Material to process:
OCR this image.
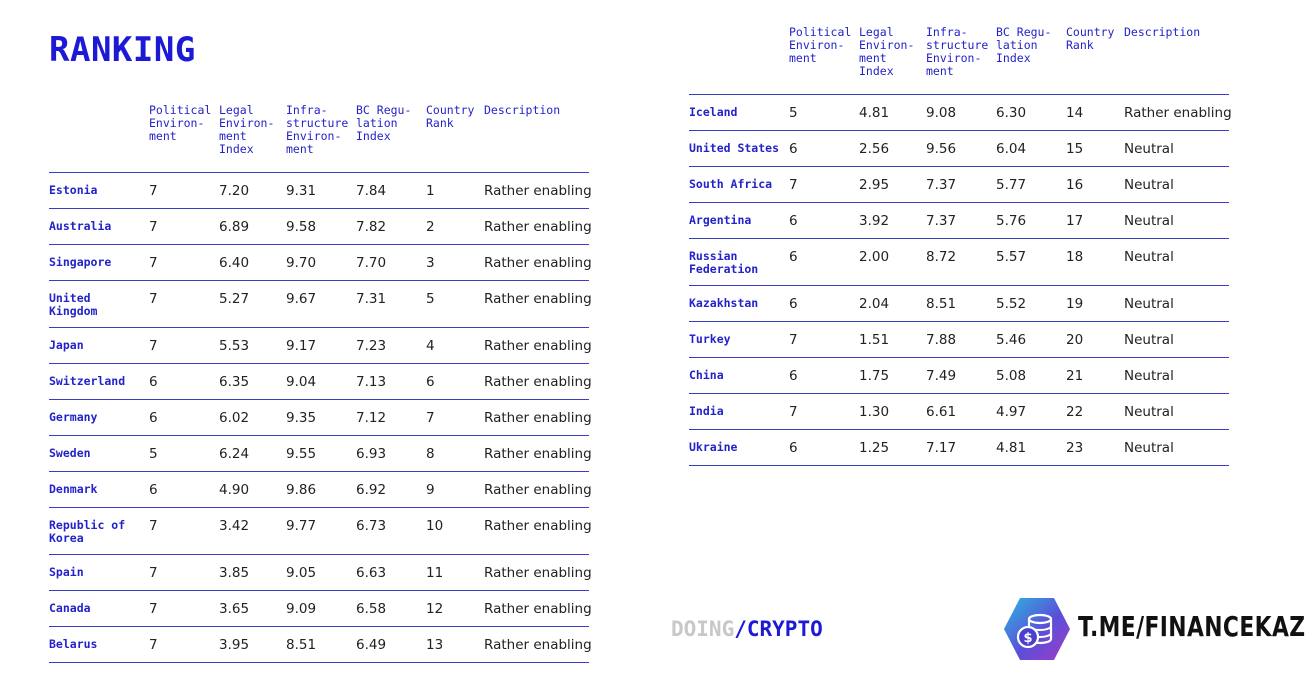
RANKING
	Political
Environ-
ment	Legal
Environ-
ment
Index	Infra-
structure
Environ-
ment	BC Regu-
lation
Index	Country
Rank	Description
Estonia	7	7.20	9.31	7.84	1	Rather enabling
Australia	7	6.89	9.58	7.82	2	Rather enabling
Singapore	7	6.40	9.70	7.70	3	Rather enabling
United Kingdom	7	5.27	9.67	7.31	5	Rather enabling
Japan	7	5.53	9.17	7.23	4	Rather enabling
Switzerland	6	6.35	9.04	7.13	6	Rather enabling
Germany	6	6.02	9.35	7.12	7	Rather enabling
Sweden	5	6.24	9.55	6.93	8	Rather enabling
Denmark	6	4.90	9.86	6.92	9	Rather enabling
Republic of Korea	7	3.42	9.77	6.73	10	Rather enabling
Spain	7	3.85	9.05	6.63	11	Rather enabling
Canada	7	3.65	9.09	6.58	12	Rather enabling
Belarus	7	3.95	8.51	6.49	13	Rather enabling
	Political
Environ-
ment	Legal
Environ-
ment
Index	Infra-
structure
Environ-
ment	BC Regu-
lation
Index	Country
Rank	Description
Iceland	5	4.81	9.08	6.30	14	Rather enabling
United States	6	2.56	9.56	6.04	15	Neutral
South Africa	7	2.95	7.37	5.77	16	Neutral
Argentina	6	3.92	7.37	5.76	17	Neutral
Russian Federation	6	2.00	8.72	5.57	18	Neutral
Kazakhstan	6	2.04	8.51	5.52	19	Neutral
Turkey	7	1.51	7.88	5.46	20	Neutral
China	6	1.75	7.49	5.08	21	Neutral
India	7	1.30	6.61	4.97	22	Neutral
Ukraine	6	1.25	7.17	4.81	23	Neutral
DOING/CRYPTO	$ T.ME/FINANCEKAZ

---

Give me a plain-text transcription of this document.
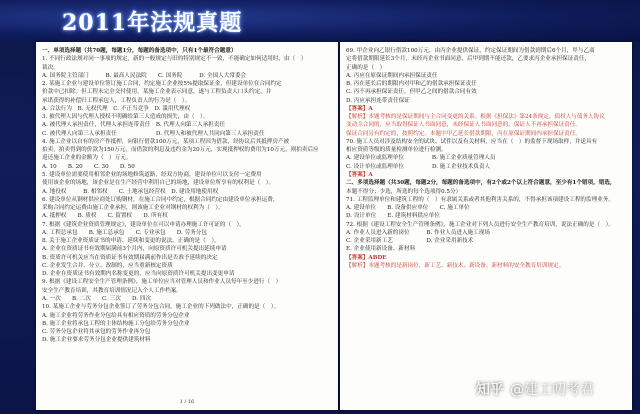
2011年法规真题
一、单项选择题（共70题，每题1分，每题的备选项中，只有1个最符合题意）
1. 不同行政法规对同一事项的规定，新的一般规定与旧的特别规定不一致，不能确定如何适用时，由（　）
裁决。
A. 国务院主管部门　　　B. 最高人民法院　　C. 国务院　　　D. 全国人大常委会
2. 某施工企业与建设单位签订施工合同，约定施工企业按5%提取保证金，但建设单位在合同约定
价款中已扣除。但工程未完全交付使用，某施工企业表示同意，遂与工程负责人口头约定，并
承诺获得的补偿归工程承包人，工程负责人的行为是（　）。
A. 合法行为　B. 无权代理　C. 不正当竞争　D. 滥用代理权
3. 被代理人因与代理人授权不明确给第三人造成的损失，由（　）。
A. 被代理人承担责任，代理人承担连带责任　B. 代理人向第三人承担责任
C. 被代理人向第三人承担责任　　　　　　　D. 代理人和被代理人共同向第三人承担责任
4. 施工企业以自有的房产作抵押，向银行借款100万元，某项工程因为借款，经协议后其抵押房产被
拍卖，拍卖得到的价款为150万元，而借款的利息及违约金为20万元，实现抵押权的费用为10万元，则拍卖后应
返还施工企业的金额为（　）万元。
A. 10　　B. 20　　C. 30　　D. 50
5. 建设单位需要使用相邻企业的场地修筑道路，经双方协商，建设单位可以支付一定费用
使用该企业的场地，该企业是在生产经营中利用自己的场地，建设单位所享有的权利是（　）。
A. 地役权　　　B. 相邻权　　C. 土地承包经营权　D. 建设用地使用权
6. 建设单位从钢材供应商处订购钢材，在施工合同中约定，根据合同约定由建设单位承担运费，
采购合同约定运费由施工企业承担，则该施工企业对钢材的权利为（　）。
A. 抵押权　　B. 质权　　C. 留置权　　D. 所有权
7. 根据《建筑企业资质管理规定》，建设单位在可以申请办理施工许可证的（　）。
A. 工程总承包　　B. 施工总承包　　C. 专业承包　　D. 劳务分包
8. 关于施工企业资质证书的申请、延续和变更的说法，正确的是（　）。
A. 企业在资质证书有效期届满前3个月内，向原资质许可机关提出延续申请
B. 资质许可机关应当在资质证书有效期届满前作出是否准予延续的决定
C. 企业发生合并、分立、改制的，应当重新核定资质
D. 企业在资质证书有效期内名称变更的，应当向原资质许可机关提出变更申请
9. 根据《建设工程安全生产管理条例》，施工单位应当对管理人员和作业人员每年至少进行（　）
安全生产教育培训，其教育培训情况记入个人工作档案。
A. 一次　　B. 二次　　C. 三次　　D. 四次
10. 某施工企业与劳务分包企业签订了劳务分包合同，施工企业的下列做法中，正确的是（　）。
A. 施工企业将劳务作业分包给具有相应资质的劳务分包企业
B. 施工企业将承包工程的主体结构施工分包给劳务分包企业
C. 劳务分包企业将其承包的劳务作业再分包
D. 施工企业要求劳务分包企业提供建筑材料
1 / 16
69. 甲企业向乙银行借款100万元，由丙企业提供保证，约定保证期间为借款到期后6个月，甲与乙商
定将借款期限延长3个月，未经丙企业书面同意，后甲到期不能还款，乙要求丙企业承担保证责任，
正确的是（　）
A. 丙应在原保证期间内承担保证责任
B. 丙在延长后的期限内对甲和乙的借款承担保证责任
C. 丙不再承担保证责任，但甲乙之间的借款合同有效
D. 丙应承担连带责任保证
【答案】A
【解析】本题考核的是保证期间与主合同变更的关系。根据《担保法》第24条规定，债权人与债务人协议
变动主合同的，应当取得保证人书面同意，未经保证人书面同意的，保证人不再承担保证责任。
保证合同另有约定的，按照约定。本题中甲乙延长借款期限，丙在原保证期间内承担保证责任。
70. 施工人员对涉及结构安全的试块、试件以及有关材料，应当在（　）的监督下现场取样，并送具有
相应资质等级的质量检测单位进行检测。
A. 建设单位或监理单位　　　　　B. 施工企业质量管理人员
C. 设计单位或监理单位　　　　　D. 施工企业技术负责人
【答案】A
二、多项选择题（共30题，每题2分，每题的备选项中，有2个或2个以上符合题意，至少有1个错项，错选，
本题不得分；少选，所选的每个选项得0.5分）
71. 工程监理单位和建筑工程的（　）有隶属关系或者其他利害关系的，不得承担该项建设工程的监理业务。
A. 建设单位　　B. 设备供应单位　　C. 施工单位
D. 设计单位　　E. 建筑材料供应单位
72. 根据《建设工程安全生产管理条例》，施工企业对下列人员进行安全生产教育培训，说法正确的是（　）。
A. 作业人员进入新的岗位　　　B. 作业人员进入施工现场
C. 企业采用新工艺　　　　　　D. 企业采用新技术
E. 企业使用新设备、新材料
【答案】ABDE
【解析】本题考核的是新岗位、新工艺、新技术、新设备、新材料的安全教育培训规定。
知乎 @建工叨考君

* * *

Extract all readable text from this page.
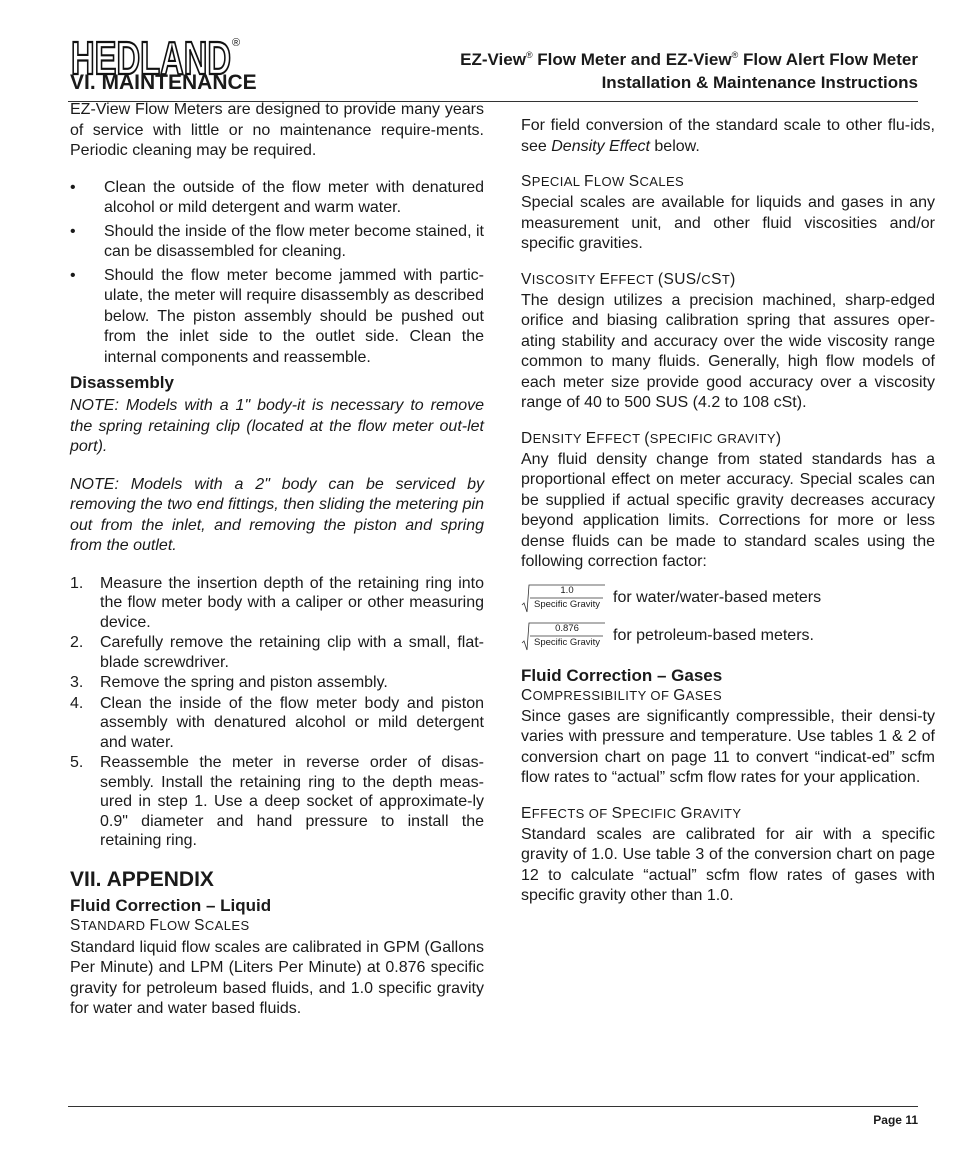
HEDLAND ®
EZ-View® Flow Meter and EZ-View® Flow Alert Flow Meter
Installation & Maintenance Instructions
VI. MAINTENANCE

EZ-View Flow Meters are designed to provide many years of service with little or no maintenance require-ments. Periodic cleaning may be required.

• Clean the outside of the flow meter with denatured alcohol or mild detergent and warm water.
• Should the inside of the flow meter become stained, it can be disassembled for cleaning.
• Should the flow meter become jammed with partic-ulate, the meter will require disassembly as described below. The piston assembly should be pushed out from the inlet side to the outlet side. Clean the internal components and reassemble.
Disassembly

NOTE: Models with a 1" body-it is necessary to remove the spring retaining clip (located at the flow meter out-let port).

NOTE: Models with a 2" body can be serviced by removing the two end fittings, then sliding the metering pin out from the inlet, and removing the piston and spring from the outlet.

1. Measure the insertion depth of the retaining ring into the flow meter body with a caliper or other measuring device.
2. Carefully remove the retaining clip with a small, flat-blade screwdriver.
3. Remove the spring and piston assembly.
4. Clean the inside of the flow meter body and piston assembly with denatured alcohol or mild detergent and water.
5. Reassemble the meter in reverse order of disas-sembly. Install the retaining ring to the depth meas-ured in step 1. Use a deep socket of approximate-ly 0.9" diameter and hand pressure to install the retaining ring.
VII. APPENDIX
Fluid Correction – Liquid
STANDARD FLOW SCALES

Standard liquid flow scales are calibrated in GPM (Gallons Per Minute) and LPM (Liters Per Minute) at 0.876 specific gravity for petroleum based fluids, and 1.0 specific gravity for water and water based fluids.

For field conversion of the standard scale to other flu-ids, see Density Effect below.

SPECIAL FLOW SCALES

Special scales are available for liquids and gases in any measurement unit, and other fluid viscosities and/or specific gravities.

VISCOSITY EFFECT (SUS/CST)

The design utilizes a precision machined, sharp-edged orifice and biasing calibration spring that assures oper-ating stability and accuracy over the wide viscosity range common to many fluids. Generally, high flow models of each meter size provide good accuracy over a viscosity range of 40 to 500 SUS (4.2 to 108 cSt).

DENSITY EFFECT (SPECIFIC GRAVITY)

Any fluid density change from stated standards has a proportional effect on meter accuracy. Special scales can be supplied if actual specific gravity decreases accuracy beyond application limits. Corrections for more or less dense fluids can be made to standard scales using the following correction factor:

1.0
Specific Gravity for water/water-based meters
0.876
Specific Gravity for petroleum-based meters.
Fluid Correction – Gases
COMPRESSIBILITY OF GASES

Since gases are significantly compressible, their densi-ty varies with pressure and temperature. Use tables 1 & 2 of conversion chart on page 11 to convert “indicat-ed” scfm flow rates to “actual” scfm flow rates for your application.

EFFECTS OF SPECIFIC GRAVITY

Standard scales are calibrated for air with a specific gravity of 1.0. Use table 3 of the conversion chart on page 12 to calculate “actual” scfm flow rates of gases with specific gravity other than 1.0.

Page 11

What you will do: Report only the count of lines that include the string "scfm".

Response to this task: 2